How many lines of the records hold the string "Herrn"? Reply with the number alone.

[Extracted records]
▼▼▼
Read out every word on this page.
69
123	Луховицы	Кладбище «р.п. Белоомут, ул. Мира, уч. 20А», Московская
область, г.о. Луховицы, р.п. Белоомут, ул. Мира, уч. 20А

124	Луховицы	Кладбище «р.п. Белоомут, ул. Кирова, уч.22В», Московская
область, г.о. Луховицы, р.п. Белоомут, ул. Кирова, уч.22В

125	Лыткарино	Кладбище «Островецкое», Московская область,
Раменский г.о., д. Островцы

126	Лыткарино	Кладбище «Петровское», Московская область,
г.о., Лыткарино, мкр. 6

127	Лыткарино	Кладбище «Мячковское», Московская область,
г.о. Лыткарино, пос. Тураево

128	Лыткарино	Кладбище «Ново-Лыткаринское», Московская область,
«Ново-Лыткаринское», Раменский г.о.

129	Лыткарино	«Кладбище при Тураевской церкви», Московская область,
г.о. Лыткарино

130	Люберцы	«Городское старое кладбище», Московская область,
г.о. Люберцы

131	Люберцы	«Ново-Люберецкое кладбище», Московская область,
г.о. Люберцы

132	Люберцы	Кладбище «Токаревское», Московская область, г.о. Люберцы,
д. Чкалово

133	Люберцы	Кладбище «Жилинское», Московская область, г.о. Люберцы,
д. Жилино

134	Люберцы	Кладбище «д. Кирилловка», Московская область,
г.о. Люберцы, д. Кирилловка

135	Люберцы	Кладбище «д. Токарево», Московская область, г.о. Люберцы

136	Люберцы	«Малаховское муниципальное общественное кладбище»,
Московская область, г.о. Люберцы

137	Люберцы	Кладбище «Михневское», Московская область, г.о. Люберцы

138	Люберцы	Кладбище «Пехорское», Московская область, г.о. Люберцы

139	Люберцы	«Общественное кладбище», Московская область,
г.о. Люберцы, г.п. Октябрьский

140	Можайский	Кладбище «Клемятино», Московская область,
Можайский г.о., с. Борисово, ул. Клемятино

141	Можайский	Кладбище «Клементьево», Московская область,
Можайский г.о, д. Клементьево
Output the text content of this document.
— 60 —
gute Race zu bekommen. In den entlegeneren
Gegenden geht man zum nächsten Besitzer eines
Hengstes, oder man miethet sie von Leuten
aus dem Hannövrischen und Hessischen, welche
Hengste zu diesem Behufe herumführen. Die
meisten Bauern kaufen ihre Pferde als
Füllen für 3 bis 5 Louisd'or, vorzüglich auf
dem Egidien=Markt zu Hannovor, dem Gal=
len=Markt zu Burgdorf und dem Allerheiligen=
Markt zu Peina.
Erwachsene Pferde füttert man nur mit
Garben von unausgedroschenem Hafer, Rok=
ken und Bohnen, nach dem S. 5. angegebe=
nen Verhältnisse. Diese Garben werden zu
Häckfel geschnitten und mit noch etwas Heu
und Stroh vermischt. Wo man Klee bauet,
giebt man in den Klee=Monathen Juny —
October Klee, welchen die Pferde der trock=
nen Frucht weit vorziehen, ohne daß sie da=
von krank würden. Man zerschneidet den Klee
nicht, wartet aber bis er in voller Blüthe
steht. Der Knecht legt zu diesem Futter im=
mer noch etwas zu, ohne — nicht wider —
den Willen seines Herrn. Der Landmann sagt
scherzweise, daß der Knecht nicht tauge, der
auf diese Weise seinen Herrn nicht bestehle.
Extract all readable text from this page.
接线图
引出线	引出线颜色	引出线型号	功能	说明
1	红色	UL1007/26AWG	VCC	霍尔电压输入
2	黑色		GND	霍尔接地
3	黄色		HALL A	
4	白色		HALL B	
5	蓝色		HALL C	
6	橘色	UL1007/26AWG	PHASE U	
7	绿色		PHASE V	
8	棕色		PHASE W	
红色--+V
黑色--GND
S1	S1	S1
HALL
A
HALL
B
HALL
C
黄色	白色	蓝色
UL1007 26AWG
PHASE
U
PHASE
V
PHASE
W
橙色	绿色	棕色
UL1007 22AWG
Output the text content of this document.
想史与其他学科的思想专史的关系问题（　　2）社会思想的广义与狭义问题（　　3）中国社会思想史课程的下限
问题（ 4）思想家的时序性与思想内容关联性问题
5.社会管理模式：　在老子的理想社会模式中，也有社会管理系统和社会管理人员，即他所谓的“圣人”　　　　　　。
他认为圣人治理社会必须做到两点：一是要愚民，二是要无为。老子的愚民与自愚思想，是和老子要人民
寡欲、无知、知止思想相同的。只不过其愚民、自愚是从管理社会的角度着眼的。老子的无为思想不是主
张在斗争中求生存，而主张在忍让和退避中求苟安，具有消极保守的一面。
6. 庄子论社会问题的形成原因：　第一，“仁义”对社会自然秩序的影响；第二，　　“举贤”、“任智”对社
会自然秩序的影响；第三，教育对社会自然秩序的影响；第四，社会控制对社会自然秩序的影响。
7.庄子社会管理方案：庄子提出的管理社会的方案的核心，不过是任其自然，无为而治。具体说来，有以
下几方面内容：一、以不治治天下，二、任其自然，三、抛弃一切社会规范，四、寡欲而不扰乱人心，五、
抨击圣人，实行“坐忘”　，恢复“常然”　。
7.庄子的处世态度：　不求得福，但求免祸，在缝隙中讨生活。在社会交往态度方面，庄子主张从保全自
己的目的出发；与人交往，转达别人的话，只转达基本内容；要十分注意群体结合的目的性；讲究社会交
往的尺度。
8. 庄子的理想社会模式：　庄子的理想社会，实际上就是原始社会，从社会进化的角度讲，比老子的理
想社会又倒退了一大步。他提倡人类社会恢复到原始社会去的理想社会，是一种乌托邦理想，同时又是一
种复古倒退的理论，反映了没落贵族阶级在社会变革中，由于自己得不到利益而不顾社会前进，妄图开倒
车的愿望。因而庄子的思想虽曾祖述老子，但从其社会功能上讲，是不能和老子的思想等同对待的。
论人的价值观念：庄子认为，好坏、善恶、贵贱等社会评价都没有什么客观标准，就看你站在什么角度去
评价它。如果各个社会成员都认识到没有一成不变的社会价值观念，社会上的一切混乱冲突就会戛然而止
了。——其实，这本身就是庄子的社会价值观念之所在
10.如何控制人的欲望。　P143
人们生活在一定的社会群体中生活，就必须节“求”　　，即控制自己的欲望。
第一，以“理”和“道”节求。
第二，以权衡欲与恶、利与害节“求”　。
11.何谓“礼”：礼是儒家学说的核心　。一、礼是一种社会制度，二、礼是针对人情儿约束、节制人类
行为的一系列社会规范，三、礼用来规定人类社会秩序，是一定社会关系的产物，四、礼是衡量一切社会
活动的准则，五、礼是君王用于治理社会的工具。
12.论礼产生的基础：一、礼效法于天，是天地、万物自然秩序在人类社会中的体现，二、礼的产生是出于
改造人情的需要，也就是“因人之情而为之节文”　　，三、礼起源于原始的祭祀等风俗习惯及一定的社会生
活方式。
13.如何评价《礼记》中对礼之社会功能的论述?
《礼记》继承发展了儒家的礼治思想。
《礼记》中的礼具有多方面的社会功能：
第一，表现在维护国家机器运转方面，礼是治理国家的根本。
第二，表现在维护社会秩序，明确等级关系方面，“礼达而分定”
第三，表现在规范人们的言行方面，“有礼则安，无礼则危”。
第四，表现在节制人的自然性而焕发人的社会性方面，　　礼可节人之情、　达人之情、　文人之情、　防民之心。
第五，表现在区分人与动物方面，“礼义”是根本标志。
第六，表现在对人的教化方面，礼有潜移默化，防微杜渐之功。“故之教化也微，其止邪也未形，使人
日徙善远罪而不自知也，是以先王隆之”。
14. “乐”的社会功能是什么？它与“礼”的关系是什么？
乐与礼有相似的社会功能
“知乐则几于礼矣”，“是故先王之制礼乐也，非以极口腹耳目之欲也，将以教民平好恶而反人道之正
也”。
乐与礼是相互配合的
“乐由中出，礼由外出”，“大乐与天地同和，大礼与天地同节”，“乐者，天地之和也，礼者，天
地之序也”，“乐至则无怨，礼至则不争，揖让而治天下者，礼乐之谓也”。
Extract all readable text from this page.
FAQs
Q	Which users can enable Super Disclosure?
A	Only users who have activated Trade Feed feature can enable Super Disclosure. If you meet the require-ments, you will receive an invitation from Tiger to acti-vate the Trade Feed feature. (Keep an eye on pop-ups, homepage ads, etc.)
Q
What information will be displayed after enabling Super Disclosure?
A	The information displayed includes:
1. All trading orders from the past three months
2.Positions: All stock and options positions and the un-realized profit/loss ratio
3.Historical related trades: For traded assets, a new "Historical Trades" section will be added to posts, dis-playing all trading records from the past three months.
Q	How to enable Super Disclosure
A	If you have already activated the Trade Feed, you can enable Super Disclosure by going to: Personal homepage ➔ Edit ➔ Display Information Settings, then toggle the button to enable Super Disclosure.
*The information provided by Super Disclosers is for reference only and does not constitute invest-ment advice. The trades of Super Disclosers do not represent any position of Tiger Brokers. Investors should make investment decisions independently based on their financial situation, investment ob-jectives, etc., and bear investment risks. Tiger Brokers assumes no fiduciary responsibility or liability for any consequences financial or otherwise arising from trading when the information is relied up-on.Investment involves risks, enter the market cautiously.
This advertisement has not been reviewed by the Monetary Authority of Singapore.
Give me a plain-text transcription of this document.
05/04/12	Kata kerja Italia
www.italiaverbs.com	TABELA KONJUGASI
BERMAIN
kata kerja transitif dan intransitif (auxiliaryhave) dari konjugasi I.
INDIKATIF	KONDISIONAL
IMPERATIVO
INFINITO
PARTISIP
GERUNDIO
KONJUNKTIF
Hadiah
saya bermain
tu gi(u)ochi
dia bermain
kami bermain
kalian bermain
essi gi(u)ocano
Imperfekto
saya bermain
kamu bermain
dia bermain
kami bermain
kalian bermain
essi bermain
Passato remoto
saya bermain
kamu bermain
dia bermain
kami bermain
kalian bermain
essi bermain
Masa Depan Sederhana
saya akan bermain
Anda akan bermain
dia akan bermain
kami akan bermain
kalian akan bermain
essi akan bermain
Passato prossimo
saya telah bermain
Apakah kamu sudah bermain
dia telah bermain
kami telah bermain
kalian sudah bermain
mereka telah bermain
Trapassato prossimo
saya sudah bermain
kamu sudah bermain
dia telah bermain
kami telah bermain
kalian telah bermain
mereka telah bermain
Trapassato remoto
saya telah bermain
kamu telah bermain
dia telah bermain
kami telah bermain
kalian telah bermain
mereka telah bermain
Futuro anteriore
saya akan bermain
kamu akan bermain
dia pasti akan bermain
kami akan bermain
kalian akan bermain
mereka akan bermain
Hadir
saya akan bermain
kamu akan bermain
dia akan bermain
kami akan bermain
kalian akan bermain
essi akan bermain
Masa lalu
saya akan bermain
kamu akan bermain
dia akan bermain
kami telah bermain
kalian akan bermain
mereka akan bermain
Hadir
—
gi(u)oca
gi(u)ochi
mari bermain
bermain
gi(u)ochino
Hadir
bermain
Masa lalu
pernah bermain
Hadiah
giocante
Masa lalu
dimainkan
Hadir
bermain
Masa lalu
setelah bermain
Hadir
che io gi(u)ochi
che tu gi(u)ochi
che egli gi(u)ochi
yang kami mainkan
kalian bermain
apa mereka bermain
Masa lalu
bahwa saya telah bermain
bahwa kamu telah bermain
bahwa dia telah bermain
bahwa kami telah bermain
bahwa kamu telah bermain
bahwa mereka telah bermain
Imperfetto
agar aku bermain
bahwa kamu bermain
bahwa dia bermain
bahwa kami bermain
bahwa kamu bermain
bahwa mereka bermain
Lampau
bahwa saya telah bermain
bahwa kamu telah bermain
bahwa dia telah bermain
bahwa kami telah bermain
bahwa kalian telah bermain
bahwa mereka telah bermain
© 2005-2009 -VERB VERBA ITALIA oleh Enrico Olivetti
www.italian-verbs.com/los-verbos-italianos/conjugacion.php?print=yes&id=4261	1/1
▲▲▲
__EXPECTED ANSWER__: 2